(Dataset entries)
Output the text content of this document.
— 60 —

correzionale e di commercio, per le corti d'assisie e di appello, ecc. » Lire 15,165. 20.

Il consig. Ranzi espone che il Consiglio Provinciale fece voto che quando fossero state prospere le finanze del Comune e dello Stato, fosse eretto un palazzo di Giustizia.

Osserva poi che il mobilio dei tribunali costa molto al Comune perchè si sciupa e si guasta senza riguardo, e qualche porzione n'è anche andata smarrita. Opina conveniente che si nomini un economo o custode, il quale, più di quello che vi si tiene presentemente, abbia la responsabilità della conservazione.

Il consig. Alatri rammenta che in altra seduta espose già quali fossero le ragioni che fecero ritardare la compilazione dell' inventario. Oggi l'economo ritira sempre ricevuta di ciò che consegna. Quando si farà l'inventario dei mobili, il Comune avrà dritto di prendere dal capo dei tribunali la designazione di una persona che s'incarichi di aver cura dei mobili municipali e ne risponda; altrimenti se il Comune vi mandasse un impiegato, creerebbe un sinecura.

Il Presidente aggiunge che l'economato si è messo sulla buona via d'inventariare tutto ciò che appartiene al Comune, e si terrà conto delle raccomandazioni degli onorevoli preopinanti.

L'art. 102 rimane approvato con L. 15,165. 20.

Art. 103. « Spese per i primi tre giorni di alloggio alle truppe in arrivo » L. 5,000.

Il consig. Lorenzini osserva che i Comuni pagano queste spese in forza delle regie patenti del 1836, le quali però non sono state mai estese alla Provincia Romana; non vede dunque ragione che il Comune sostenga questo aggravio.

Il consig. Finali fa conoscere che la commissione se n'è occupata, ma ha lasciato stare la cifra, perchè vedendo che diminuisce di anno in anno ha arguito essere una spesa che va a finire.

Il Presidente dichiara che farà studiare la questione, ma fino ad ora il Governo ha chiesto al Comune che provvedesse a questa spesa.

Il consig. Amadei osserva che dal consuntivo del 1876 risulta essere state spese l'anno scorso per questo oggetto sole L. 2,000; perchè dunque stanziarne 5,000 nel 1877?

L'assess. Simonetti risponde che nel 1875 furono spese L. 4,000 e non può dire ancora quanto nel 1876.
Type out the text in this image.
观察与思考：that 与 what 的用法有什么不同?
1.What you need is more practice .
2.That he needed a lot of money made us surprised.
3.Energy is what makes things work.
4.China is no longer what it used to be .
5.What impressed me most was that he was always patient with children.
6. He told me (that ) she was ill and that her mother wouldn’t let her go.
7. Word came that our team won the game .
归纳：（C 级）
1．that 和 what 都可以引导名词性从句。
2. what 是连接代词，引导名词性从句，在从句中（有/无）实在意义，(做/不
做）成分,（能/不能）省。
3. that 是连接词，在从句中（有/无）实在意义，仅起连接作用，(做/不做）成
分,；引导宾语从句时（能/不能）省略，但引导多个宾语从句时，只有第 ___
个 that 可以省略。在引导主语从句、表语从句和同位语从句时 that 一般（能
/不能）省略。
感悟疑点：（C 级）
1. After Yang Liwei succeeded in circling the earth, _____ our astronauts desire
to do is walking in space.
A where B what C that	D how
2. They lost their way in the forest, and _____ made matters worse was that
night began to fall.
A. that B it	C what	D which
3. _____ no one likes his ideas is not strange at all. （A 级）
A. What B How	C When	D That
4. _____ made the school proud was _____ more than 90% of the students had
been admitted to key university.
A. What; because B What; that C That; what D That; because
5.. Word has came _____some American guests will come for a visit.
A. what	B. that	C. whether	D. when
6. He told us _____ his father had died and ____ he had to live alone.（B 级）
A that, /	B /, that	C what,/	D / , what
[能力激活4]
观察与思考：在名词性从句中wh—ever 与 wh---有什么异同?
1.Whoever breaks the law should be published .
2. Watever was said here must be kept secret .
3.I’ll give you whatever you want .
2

§ Exercise aim
Write the listing out again, exactly as shown above.

§ Output
Output the text content of this document.
— 60 —

correzionale e di commercio, per le corti d'assisie e di appello, ecc. » Lire 15,165. 20.

Il consig. Ranzi espone che il Consiglio Provinciale fece voto che quando fossero state prospere le finanze del Comune e dello Stato, fosse eretto un palazzo di Giustizia.

Osserva poi che il mobilio dei tribunali costa molto al Comune perchè si sciupa e si guasta senza riguardo, e qualche porzione n'è anche andata smarrita. Opina conveniente che si nomini un economo o custode, il quale, più di quello che vi si tiene presentemente, abbia la responsabilità della conservazione.

Il consig. Alatri rammenta che in altra seduta espose già quali fossero le ragioni che fecero ritardare la compilazione dell' inventario. Oggi l'economo ritira sempre ricevuta di ciò che consegna. Quando si farà l'inventario dei mobili, il Comune avrà dritto di prendere dal capo dei tribunali la designazione di una persona che s'incarichi di aver cura dei mobili municipali e ne risponda; altrimenti se il Comune vi mandasse un impiegato, creerebbe un sinecura.

Il Presidente aggiunge che l'economato si è messo sulla buona via d'inventariare tutto ciò che appartiene al Comune, e si terrà conto delle raccomandazioni degli onorevoli preopinanti.

L'art. 102 rimane approvato con L. 15,165. 20.

Art. 103. « Spese per i primi tre giorni di alloggio alle truppe in arrivo » L. 5,000.

Il consig. Lorenzini osserva che i Comuni pagano queste spese in forza delle regie patenti del 1836, le quali però non sono state mai estese alla Provincia Romana; non vede dunque ragione che il Comune sostenga questo aggravio.

Il consig. Finali fa conoscere che la commissione se n'è occupata, ma ha lasciato stare la cifra, perchè vedendo che diminuisce di anno in anno ha arguito essere una spesa che va a finire.

Il Presidente dichiara che farà studiare la questione, ma fino ad ora il Governo ha chiesto al Comune che provvedesse a questa spesa.

Il consig. Amadei osserva che dal consuntivo del 1876 risulta essere state spese l'anno scorso per questo oggetto sole L. 2,000; perchè dunque stanziarne 5,000 nel 1877?

L'assess. Simonetti risponde che nel 1875 furono spese L. 4,000 e non può dire ancora quanto nel 1876.
Type out the text in this image.
观察与思考：that 与 what 的用法有什么不同?
1.What you need is more practice .
2.That he needed a lot of money made us surprised.
3.Energy is what makes things work.
4.China is no longer what it used to be .
5.What impressed me most was that he was always patient with children.
6. He told me (that ) she was ill and that her mother wouldn’t let her go.
7. Word came that our team won the game .
归纳：（C 级）
1．that 和 what 都可以引导名词性从句。
2. what 是连接代词，引导名词性从句，在从句中（有/无）实在意义，(做/不
做）成分,（能/不能）省。
3. that 是连接词，在从句中（有/无）实在意义，仅起连接作用，(做/不做）成
分,；引导宾语从句时（能/不能）省略，但引导多个宾语从句时，只有第 ___
个 that 可以省略。在引导主语从句、表语从句和同位语从句时 that 一般（能
/不能）省略。
感悟疑点：（C 级）
1. After Yang Liwei succeeded in circling the earth, _____ our astronauts desire
to do is walking in space.
A where B what C that	D how
2. They lost their way in the forest, and _____ made matters worse was that
night began to fall.
A. that B it	C what	D which
3. _____ no one likes his ideas is not strange at all. （A 级）
A. What B How	C When	D That
4. _____ made the school proud was _____ more than 90% of the students had
been admitted to key university.
A. What; because B What; that C That; what D That; because
5.. Word has came _____some American guests will come for a visit.
A. what	B. that	C. whether	D. when
6. He told us _____ his father had died and ____ he had to live alone.（B 级）
A that, /	B /, that	C what,/	D / , what
[能力激活4]
观察与思考：在名词性从句中wh—ever 与 wh---有什么异同?
1.Whoever breaks the law should be published .
2. Watever was said here must be kept secret .
3.I’ll give you whatever you want .
2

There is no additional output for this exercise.